PROBLEM REQUIREMENTS: Collect each line of the records containing the string "title".

DATA PROVIDED:
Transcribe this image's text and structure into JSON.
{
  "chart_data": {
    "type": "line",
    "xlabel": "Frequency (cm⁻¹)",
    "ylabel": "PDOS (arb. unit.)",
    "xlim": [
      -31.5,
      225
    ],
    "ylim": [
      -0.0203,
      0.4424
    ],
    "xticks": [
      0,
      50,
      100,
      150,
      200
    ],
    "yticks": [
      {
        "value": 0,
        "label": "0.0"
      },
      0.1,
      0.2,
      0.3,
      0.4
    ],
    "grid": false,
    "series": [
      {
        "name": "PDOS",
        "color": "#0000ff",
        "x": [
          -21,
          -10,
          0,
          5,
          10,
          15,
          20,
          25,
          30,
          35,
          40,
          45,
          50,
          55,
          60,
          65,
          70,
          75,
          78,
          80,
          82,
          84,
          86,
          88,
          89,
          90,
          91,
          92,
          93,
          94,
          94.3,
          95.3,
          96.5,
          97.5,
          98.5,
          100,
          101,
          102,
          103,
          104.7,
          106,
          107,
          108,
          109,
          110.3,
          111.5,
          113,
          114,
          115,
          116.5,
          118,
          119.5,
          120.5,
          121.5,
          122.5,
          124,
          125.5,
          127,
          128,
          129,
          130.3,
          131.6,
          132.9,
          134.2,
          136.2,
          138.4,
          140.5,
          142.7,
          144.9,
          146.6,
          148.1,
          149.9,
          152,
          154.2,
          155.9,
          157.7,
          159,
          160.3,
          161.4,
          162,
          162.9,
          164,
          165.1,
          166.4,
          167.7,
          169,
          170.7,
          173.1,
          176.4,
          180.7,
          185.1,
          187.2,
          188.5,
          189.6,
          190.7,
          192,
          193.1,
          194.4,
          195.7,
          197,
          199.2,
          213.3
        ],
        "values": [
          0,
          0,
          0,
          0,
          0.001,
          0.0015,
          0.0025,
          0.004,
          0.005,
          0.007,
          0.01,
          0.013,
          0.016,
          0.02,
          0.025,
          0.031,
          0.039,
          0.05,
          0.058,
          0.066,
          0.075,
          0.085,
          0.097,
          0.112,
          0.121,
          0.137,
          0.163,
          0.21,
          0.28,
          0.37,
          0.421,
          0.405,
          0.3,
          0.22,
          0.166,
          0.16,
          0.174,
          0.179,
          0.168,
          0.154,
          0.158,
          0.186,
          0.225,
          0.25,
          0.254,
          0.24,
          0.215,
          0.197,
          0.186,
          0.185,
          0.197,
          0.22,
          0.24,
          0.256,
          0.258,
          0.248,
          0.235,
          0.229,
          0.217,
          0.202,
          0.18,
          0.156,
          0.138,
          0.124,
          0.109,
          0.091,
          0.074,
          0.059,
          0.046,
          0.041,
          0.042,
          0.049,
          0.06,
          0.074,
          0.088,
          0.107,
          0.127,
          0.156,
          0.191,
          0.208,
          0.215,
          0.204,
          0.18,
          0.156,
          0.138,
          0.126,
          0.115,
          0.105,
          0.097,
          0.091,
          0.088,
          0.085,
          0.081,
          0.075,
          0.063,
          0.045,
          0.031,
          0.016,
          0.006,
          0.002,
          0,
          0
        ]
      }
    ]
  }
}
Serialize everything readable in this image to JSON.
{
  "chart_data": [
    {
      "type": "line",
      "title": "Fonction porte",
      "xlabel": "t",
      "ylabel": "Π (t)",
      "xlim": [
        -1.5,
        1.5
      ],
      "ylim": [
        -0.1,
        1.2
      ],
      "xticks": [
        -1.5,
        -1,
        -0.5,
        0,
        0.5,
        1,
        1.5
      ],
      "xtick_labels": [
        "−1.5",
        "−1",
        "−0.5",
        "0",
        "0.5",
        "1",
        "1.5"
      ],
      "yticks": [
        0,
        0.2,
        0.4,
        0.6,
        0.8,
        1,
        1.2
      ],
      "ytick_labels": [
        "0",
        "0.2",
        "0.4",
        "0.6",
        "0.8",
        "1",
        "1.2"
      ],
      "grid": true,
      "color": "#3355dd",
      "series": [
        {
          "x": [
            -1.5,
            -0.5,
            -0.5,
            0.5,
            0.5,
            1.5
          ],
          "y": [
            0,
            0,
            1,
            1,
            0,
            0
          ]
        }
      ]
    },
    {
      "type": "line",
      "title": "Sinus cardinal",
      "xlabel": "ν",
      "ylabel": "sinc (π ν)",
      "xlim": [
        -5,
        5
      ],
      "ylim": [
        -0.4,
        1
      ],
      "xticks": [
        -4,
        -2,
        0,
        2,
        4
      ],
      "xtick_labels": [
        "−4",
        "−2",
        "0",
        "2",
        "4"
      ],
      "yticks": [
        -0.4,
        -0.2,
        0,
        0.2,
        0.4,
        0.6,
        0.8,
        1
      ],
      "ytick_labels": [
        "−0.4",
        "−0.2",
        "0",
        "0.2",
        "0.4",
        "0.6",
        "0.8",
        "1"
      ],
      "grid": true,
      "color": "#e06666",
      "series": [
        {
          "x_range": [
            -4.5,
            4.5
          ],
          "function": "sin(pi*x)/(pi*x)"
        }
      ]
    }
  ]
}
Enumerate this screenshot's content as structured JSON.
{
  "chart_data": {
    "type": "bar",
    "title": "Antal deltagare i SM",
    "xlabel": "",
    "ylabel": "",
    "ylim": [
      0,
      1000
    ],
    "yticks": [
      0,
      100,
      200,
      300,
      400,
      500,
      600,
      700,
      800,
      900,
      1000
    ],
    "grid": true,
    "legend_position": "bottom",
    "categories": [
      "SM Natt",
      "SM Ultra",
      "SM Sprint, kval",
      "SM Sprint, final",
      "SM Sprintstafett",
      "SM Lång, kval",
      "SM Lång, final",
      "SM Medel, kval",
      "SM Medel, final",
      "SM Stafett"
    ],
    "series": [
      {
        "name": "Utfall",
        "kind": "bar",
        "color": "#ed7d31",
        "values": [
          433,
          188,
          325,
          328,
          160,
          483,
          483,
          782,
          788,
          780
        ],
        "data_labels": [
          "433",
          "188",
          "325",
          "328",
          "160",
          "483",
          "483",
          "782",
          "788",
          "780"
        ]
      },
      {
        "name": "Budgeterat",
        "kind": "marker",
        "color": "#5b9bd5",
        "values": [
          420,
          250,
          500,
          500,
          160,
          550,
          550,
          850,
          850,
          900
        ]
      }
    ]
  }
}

RESULT:
      "title": "Fonction porte",
      "title": "Sinus cardinal",
    "title": "Antal deltagare i SM",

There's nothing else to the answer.